======== Testo del documento ========


    • Xan, a me fanno paura i colleghi, invece. E vorrei che i genitori protestassero non il doppio, ma il decuplo di ora. Forse così riusciremmo a mandarne via almeno un quarto di quelli che dovremmo spedire velocemente a calci fuori dal mondo della scuola.

    • Negli ultimi anni ho lavorato in un’isola felice ma, ricordando scuole da cui sono letteralmente scappata, non posso darti tanto torto.

      Nel caso specifico, però, la questione che pongo e mi pongo è un’altra: che senso ha obbligare delle persone a seguire un corso di lingua per poi essere messe a far qualcosa che non ritengono di essere in grado di fare, quando nella scuola ci sono già persone preparate che hanno una lunga esperienza, non solo in termini di conoscenza della lingua ma anche in termini di didattica, e che questo compito lo assolvevano benissimo?

======== Estratti dei dati ========

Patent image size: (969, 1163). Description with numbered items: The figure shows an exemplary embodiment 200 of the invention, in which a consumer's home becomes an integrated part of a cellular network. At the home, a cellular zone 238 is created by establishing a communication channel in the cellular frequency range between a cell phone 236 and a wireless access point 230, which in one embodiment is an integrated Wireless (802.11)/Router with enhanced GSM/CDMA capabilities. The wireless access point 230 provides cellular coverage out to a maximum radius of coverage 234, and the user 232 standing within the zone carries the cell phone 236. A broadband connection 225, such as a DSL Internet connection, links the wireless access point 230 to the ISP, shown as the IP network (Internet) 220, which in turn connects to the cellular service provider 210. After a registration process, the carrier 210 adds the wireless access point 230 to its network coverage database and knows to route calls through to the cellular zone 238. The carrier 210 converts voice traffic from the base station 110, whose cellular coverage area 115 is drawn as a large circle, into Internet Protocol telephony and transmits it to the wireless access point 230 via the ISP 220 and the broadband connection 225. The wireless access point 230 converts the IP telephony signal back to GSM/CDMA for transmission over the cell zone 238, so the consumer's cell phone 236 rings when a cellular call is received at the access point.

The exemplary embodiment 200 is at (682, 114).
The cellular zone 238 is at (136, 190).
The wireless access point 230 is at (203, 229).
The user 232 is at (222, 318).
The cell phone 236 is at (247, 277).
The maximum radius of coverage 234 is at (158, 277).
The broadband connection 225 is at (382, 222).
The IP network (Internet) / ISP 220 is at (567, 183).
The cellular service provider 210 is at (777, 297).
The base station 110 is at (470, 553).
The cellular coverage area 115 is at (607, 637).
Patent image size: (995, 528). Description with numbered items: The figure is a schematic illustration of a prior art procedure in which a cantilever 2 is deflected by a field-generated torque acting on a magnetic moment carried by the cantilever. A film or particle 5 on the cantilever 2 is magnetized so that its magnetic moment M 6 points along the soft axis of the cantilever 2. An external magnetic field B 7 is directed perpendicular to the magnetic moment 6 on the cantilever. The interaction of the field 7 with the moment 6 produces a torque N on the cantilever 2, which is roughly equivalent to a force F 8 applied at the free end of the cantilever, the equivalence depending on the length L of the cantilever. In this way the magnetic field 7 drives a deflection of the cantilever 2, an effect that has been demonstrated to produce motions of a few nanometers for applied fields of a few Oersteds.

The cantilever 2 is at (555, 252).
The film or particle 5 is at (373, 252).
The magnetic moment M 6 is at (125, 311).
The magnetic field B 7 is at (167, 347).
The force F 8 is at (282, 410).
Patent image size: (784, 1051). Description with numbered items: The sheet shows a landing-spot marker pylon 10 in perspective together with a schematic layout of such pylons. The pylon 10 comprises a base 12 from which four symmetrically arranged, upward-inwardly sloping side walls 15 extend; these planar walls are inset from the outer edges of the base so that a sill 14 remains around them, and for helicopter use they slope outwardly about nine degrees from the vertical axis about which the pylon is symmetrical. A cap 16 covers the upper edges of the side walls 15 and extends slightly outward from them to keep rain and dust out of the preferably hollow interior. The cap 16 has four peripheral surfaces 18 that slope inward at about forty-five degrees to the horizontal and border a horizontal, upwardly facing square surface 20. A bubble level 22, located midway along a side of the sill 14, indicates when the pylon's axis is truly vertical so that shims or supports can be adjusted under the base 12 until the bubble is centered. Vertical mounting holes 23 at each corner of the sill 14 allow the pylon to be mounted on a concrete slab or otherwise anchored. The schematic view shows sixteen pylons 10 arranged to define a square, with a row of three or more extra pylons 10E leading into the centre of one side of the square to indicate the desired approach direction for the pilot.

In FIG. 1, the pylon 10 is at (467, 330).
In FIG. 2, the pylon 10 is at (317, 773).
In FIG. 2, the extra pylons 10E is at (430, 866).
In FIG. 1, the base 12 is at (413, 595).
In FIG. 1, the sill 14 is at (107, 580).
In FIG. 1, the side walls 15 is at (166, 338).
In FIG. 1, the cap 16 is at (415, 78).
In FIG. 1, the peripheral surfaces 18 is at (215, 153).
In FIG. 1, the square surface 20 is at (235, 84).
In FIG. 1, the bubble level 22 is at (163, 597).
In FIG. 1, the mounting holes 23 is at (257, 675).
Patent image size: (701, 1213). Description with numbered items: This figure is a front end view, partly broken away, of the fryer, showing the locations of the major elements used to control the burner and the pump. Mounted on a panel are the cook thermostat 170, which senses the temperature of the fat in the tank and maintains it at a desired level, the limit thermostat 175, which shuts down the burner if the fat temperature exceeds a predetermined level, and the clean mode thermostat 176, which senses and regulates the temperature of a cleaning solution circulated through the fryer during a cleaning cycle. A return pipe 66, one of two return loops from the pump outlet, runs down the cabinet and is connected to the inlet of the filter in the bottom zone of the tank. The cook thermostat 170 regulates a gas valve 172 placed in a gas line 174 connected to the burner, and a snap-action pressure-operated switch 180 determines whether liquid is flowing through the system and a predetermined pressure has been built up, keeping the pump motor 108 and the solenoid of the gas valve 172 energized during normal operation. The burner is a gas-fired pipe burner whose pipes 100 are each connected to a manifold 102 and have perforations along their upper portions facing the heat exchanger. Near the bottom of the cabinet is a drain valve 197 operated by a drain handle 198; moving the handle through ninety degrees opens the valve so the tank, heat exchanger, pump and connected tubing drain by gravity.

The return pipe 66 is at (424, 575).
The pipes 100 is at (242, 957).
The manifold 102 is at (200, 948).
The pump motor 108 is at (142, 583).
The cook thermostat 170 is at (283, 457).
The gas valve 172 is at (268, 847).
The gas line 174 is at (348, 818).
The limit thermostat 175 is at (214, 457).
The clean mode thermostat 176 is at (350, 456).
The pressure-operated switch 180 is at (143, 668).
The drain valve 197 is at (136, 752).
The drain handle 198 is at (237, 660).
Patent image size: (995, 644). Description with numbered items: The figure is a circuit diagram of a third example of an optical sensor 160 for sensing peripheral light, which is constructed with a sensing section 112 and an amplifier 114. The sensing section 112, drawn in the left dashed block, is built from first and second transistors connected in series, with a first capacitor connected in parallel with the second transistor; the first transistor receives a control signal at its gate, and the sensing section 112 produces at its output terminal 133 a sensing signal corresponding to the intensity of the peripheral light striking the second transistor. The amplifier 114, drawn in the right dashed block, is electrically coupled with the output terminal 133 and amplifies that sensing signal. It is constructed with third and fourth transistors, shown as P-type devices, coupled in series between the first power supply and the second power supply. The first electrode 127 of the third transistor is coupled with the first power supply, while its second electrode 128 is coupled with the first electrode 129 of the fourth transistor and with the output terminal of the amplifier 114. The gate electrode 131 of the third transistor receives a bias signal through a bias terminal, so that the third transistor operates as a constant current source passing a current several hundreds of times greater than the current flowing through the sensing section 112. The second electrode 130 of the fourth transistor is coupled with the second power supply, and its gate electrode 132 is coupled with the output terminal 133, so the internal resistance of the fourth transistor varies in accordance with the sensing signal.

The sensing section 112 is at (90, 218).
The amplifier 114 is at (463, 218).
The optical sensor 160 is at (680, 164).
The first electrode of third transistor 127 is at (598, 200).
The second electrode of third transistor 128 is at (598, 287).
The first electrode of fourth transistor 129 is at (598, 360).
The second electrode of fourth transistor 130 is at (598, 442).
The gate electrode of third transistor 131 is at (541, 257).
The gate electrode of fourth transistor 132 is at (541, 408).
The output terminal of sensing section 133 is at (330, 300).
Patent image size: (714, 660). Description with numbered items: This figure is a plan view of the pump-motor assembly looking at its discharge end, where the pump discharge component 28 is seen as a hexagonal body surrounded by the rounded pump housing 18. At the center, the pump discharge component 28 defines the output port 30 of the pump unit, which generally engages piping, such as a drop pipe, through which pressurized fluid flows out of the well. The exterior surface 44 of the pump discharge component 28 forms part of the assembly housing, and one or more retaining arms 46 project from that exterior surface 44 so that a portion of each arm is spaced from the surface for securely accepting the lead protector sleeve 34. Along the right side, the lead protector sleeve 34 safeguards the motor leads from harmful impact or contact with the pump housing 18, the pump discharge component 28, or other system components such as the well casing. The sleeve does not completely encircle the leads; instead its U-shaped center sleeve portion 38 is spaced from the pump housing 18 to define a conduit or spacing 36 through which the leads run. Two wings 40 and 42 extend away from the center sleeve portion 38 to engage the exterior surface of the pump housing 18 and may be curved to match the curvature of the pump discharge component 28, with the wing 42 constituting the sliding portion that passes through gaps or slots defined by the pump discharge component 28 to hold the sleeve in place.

========

# Requisiti dell'esercizio
**1)** Ricopia dal testo del documento il passo che comincia con "Nel caso specifico, però, la" e prosegue fino a "lo assolvevano benissimo?".
**2)** Nel testo del documento, quanto dovrebbero protestare i genitori rispetto a ora, secondo chi scrive il primo commento?
Per svolgere l'esercizio i dati non sono necessari.

# Risposte per compito
**1)**
Nel caso specifico, però, la questione che pongo e mi pongo è un’altra: che senso ha obbligare delle persone a seguire un corso di lingua per poi essere messe a far qualcosa che non ritengono di essere in grado di fare, quando nella scuola ci sono già persone preparate che hanno una lunga esperienza, non solo in termini di conoscenza della lingua ma anche in termini di didattica, e che questo compito lo assolvevano benissimo?

**2)** Non il doppio, ma il decuplo di ora.